### REQUIRED TASK:
Every line that holds "Studien" should be shown.

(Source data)

-=-=-

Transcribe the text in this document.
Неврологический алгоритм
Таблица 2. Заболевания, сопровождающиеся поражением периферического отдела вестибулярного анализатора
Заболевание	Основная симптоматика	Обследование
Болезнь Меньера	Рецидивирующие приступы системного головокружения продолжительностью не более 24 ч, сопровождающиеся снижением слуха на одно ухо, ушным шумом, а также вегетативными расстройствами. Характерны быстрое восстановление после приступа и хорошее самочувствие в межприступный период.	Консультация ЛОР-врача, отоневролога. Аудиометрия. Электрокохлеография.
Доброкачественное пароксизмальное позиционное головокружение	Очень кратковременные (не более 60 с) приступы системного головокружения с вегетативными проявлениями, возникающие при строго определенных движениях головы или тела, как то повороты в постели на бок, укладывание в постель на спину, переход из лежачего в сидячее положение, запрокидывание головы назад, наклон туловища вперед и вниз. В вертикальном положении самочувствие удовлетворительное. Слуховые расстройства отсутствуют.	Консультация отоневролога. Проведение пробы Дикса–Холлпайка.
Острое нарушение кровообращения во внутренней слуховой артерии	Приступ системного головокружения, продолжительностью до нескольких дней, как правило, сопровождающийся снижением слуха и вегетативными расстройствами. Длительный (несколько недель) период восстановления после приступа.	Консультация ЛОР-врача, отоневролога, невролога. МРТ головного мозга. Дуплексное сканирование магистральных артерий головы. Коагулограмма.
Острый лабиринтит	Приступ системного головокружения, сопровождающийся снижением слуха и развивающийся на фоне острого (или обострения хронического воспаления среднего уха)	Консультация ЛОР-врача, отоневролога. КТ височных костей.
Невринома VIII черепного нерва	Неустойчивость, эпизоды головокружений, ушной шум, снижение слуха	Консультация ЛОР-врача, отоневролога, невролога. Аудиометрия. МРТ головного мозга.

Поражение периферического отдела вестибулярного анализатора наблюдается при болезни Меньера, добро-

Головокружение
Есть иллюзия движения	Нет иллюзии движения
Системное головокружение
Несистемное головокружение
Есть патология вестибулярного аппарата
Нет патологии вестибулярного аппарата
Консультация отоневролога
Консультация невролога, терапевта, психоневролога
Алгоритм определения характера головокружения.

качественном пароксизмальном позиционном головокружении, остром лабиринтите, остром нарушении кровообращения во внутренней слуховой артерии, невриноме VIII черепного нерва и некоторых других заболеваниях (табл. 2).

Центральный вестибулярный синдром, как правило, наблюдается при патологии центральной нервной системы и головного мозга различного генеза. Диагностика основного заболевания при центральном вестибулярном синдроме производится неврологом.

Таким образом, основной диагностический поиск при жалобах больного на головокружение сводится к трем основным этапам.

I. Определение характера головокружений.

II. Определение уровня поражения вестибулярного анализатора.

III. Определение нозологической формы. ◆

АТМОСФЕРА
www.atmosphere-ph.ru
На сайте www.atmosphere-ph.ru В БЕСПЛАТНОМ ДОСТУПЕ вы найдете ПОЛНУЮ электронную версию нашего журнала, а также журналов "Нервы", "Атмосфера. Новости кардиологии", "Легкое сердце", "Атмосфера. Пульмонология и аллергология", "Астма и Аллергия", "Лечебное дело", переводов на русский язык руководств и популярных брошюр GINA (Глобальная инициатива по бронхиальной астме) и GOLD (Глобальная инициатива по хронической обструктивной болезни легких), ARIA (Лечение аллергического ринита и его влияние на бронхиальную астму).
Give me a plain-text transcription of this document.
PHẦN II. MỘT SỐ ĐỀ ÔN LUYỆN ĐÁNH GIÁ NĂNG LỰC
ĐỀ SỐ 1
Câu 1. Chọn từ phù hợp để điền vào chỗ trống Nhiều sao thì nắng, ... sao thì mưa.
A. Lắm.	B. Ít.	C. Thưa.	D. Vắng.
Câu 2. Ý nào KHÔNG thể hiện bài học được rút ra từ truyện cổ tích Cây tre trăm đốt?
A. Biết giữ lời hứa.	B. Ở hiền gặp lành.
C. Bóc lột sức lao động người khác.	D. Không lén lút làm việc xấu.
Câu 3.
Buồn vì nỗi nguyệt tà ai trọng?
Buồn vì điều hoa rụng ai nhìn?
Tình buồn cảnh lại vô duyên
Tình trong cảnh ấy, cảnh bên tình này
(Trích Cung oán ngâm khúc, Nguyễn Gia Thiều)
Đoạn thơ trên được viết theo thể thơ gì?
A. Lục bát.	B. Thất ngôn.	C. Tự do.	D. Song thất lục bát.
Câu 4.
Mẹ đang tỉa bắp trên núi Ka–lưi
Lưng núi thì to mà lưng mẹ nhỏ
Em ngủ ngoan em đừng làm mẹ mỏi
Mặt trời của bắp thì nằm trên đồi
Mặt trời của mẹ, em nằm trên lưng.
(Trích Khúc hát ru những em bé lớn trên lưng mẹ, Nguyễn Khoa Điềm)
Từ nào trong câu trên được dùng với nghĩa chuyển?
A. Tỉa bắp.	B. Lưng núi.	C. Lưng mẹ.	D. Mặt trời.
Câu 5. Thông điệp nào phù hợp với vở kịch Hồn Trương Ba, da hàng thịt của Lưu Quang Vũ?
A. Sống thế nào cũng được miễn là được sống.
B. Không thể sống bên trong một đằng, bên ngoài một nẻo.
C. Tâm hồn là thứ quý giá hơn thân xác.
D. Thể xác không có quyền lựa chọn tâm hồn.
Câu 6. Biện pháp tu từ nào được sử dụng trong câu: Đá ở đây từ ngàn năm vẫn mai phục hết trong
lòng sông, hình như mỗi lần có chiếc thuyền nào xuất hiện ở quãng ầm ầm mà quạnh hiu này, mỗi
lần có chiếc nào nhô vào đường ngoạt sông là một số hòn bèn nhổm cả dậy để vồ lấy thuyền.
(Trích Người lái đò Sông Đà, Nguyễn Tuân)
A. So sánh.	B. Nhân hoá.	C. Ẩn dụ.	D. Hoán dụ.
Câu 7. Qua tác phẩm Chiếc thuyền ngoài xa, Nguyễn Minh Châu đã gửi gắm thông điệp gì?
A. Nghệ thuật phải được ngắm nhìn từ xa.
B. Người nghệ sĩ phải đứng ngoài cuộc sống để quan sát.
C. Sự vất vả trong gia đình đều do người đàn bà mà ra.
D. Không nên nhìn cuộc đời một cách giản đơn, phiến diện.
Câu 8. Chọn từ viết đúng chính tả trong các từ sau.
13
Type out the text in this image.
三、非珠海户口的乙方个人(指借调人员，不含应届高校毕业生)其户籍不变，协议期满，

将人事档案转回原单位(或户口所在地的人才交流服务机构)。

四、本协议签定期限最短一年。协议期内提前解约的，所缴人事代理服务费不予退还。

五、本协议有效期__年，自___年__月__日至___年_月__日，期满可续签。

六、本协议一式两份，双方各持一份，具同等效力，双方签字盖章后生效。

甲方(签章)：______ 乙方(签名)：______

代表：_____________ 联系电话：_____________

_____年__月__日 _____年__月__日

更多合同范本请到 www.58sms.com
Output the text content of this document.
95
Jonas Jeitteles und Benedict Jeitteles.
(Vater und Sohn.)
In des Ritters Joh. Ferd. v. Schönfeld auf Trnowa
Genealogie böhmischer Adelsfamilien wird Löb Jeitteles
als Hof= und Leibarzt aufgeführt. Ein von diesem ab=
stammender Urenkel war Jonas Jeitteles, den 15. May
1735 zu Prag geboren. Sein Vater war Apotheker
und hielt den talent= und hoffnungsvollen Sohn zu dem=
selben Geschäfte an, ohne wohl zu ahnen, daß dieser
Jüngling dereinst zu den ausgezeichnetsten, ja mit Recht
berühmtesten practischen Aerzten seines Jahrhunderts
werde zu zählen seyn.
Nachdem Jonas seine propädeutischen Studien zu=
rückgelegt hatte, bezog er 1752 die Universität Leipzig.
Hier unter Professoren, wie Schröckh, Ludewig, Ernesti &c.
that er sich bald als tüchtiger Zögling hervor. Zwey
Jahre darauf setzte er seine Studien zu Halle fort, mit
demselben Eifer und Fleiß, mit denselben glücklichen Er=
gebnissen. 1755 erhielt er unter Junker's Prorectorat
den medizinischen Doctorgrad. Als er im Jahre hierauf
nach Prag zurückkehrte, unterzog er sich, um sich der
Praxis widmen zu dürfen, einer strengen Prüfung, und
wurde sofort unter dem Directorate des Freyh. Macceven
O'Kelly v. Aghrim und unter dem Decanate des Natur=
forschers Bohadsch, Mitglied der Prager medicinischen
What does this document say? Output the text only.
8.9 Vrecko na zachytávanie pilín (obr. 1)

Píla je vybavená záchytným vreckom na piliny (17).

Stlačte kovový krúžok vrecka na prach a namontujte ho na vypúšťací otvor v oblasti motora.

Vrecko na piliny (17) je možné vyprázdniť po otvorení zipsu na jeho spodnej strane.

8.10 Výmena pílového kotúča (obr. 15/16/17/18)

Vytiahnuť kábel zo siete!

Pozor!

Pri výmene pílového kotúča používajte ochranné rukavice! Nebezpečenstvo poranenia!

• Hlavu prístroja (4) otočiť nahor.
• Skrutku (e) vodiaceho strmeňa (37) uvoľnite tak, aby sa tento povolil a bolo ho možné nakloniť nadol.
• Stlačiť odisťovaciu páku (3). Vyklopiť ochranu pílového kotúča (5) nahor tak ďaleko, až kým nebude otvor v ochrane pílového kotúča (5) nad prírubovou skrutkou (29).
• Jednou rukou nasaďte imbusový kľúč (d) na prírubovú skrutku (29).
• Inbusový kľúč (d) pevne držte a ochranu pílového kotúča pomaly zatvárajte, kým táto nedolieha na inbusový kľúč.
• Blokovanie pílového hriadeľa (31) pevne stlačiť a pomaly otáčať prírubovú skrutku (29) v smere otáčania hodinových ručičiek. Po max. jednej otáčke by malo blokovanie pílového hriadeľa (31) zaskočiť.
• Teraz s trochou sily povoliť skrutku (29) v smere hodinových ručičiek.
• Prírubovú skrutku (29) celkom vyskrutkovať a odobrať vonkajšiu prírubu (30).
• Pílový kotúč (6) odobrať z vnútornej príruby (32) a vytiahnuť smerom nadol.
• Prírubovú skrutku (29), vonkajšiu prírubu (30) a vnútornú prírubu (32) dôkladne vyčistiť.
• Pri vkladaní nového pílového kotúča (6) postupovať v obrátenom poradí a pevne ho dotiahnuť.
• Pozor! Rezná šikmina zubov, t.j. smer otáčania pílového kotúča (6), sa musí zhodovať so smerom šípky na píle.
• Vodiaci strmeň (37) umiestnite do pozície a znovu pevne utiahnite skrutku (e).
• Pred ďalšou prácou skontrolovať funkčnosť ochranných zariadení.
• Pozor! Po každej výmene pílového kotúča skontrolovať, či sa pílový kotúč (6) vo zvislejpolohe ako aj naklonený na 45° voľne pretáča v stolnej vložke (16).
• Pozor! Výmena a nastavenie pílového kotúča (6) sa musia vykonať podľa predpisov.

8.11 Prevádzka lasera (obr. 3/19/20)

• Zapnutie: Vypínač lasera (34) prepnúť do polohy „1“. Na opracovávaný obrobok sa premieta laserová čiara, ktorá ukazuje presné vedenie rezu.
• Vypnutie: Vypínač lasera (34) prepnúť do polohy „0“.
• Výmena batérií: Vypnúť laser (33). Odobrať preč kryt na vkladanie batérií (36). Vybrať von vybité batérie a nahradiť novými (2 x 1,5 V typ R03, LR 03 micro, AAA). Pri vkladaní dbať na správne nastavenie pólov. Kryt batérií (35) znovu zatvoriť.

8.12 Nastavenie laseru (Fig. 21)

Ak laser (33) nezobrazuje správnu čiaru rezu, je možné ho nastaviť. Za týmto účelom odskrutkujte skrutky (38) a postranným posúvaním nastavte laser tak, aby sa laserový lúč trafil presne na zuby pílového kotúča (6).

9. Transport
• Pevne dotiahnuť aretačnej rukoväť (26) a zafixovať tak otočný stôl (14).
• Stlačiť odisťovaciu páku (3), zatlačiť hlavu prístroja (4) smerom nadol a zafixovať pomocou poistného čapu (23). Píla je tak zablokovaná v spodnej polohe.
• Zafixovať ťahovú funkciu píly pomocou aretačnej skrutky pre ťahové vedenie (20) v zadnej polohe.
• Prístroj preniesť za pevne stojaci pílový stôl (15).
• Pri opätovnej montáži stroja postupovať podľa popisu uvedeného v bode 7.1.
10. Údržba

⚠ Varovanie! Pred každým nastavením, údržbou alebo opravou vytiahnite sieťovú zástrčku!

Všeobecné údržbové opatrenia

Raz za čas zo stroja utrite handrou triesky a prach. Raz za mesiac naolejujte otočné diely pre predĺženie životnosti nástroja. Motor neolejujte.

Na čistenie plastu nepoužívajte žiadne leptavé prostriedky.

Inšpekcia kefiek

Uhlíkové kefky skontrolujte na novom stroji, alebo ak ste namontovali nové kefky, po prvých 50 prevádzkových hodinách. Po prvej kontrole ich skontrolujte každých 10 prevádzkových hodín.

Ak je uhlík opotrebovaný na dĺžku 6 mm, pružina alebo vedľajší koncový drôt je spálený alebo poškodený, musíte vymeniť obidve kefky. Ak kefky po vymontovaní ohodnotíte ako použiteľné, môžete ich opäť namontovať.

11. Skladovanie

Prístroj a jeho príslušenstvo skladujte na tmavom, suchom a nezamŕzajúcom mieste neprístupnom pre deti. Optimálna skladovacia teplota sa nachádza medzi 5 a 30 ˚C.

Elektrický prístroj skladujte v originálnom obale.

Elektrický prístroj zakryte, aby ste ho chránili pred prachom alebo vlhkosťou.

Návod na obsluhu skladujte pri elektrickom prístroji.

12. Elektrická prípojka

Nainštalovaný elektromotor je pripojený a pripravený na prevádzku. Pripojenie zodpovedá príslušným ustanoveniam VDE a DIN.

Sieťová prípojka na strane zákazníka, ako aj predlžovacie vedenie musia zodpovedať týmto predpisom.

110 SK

-=-=-

### RESPONSE FOR THIS EXERCISE:
Nachdem Jonas seine propädeutischen Studien zu=
Jahre darauf setzte er seine Studien zu Halle fort, mit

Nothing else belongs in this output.